_Task directions_
All lines in the data bearing the string "odor" should be identified and copied.

** Start of Data in this exercise **

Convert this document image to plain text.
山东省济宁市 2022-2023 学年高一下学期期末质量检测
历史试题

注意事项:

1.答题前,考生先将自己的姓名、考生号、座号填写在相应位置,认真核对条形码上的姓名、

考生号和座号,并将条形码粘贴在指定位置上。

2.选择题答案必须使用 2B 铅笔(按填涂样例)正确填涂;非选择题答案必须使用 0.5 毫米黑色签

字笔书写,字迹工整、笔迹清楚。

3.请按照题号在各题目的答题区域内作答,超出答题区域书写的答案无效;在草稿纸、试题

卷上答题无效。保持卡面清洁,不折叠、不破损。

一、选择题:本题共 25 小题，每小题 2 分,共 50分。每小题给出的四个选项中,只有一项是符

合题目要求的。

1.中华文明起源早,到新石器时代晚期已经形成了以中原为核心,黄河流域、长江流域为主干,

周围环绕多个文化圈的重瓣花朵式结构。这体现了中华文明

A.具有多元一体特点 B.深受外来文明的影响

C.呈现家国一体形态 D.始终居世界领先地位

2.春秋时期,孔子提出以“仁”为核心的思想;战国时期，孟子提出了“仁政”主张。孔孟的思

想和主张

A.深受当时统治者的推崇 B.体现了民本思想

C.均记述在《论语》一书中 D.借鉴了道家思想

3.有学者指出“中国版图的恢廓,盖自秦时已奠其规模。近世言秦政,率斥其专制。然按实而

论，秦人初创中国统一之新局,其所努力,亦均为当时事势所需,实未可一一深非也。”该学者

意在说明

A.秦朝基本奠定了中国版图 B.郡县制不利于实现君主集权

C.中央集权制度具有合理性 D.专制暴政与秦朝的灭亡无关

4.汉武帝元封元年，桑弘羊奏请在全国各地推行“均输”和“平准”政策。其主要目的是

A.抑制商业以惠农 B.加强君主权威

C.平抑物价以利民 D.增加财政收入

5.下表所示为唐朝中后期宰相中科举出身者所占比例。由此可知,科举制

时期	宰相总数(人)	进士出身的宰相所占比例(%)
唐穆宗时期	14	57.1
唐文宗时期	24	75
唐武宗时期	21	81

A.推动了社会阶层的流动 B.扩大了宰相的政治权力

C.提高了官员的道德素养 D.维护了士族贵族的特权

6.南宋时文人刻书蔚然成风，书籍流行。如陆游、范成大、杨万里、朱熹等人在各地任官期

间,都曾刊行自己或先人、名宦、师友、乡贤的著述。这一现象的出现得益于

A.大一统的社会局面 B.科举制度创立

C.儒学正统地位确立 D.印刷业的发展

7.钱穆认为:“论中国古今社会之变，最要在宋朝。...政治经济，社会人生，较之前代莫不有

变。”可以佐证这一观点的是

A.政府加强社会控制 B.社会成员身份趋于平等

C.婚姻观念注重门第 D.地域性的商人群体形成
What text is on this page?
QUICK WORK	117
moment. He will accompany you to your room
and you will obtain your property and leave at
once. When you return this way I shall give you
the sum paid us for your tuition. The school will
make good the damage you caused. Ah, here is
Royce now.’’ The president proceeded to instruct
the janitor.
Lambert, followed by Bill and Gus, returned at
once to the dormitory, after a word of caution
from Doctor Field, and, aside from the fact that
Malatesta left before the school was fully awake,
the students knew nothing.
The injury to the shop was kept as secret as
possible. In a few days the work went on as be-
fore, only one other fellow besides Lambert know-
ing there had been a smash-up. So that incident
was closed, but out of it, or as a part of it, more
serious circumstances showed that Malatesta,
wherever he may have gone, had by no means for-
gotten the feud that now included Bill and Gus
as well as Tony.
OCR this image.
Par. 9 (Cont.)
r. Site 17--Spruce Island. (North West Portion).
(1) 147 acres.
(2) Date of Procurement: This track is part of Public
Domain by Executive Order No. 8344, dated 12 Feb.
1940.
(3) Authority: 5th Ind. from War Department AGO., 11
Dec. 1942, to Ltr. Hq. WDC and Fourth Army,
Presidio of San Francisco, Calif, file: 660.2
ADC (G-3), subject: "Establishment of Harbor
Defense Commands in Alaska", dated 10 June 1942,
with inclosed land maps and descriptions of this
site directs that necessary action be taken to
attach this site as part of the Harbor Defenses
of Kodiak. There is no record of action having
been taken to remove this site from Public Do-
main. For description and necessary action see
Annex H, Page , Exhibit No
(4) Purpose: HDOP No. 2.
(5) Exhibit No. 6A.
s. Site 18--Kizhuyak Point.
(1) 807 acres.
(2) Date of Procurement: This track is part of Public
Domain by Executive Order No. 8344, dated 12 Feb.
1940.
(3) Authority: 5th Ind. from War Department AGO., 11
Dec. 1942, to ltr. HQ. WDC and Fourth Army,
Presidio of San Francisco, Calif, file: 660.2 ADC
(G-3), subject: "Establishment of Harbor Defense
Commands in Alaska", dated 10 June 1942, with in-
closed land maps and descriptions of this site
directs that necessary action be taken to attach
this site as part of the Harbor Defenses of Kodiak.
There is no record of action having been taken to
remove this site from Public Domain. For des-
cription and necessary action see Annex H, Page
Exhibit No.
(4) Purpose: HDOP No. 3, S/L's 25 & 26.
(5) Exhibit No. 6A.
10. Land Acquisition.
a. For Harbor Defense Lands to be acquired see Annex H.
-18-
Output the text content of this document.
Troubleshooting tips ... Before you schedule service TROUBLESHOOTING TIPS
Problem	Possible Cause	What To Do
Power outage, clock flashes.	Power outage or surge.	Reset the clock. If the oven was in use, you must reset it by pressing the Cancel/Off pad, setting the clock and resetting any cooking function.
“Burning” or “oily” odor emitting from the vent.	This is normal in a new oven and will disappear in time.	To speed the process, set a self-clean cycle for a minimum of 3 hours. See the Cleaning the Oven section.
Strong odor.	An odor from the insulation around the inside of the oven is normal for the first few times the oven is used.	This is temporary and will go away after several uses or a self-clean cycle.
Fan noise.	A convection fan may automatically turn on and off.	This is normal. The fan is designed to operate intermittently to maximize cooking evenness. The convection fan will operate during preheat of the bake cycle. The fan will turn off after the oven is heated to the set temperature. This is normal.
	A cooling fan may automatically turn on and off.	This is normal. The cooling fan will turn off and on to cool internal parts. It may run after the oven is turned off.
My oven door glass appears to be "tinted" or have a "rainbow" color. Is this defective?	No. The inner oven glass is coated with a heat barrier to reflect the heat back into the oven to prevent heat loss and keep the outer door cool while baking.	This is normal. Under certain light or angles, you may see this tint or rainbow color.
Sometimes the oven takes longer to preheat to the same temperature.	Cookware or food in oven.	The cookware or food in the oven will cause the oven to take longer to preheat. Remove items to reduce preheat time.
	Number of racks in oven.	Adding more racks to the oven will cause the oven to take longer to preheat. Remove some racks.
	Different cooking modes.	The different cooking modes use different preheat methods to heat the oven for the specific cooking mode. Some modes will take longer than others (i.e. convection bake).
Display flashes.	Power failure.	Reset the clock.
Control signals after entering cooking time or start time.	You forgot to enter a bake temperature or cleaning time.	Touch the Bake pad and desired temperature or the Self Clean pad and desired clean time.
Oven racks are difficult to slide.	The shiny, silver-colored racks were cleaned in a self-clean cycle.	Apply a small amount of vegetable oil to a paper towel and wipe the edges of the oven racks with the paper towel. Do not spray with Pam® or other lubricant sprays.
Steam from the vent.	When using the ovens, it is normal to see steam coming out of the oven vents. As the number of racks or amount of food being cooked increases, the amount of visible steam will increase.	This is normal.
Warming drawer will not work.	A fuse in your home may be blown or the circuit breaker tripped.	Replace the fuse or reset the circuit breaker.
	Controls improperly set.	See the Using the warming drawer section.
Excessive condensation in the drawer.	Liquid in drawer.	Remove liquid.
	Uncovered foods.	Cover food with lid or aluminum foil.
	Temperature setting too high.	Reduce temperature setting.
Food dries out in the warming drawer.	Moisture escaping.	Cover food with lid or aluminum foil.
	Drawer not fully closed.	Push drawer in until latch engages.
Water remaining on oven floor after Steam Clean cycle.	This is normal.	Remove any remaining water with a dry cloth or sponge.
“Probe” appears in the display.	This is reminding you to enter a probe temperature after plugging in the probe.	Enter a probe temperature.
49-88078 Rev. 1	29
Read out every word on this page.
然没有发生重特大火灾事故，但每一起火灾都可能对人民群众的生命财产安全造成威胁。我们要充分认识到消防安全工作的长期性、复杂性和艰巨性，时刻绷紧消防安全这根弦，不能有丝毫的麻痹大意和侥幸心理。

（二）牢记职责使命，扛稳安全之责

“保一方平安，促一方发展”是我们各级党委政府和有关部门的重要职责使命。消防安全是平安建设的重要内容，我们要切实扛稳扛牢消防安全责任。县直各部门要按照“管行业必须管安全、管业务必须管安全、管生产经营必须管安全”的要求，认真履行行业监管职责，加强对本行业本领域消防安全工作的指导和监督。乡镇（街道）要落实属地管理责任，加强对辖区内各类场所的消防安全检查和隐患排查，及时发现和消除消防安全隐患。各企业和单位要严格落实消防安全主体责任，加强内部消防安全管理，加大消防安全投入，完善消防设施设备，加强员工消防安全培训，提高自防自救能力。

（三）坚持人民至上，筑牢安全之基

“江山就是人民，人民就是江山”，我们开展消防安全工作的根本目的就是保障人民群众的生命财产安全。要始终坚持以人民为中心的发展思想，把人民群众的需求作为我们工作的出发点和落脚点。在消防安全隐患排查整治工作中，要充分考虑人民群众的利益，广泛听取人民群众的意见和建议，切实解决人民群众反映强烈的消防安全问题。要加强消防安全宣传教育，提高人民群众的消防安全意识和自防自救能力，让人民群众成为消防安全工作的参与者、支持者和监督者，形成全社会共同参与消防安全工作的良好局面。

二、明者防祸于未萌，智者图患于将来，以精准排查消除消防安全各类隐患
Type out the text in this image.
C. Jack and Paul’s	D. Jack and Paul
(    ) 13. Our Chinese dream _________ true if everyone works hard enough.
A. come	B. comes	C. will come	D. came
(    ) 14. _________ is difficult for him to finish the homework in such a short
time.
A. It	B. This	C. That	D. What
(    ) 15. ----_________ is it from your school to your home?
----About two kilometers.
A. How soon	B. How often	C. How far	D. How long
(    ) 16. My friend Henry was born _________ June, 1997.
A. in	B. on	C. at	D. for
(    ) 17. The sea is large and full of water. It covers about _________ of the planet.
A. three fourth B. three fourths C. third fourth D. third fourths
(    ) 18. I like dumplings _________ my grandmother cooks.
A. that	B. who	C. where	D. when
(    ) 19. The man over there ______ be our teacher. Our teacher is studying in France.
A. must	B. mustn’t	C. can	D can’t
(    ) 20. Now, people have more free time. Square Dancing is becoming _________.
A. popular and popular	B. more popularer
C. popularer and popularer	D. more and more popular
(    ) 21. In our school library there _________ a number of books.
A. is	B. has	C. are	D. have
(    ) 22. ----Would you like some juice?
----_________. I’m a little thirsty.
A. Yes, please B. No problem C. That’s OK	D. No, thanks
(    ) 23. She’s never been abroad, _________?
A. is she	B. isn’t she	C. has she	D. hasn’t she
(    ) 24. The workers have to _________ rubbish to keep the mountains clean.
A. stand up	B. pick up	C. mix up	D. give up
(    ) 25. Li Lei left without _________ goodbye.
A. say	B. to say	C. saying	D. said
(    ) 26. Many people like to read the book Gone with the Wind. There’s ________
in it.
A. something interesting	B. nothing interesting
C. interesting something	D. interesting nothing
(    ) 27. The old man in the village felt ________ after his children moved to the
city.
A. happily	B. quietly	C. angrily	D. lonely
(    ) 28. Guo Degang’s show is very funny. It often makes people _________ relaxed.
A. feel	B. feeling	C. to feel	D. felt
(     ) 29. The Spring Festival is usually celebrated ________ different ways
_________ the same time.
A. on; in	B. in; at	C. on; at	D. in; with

** End of Data in this exercise **

_Answer to this problem_
“Burning” or “oily” odor emitting from the vent.	This is normal in a new oven and will disappear in time.	To speed the process, set a self-clean cycle for a minimum of 3 hours. See the Cleaning the Oven section.
Strong odor.	An odor from the insulation around the inside of the oven is normal for the first few times the oven is used.	This is temporary and will go away after several uses or a self-clean cycle.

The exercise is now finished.